RECORDS FOR THIS EXERCISE.

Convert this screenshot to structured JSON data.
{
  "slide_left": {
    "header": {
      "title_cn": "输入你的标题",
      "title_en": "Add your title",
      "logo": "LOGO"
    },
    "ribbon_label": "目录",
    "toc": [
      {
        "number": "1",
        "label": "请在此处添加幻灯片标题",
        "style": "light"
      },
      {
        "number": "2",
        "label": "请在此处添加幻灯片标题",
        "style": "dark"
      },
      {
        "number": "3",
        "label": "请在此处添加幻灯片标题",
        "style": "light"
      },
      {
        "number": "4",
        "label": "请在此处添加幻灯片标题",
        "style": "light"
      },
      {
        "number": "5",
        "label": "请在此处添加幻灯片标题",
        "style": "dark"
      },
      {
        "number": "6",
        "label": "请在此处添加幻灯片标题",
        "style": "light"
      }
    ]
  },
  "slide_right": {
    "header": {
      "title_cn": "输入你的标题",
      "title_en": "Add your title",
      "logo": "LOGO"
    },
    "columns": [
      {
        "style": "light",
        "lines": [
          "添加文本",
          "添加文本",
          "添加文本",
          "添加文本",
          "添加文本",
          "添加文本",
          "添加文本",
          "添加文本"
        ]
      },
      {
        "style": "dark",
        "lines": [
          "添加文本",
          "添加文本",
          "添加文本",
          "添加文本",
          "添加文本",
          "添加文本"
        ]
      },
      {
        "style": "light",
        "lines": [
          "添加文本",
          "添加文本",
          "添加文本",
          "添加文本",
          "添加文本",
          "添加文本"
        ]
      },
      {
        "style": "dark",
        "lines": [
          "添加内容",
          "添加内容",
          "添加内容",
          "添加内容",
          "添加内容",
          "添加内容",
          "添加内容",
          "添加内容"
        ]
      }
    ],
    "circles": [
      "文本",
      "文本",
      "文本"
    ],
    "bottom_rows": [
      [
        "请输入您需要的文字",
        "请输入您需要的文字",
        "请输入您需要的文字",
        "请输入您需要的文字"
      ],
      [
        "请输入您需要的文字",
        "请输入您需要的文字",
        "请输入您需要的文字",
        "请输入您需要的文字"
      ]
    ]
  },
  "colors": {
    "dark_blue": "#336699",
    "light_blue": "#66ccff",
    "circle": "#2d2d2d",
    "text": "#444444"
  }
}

PROBLEM STATEMENT.
Could you transcribe the records in full, exactly?

ANSWER IN FULL.
Convert this screenshot to structured JSON data.
{
  "slide_left": {
    "header": {
      "title_cn": "输入你的标题",
      "title_en": "Add your title",
      "logo": "LOGO"
    },
    "ribbon_label": "目录",
    "toc": [
      {
        "number": "1",
        "label": "请在此处添加幻灯片标题",
        "style": "light"
      },
      {
        "number": "2",
        "label": "请在此处添加幻灯片标题",
        "style": "dark"
      },
      {
        "number": "3",
        "label": "请在此处添加幻灯片标题",
        "style": "light"
      },
      {
        "number": "4",
        "label": "请在此处添加幻灯片标题",
        "style": "light"
      },
      {
        "number": "5",
        "label": "请在此处添加幻灯片标题",
        "style": "dark"
      },
      {
        "number": "6",
        "label": "请在此处添加幻灯片标题",
        "style": "light"
      }
    ]
  },
  "slide_right": {
    "header": {
      "title_cn": "输入你的标题",
      "title_en": "Add your title",
      "logo": "LOGO"
    },
    "columns": [
      {
        "style": "light",
        "lines": [
          "添加文本",
          "添加文本",
          "添加文本",
          "添加文本",
          "添加文本",
          "添加文本",
          "添加文本",
          "添加文本"
        ]
      },
      {
        "style": "dark",
        "lines": [
          "添加文本",
          "添加文本",
          "添加文本",
          "添加文本",
          "添加文本",
          "添加文本"
        ]
      },
      {
        "style": "light",
        "lines": [
          "添加文本",
          "添加文本",
          "添加文本",
          "添加文本",
          "添加文本",
          "添加文本"
        ]
      },
      {
        "style": "dark",
        "lines": [
          "添加内容",
          "添加内容",
          "添加内容",
          "添加内容",
          "添加内容",
          "添加内容",
          "添加内容",
          "添加内容"
        ]
      }
    ],
    "circles": [
      "文本",
      "文本",
      "文本"
    ],
    "bottom_rows": [
      [
        "请输入您需要的文字",
        "请输入您需要的文字",
        "请输入您需要的文字",
        "请输入您需要的文字"
      ],
      [
        "请输入您需要的文字",
        "请输入您需要的文字",
        "请输入您需要的文字",
        "请输入您需要的文字"
      ]
    ]
  },
  "colors": {
    "dark_blue": "#336699",
    "light_blue": "#66ccff",
    "circle": "#2d2d2d",
    "text": "#444444"
  }
}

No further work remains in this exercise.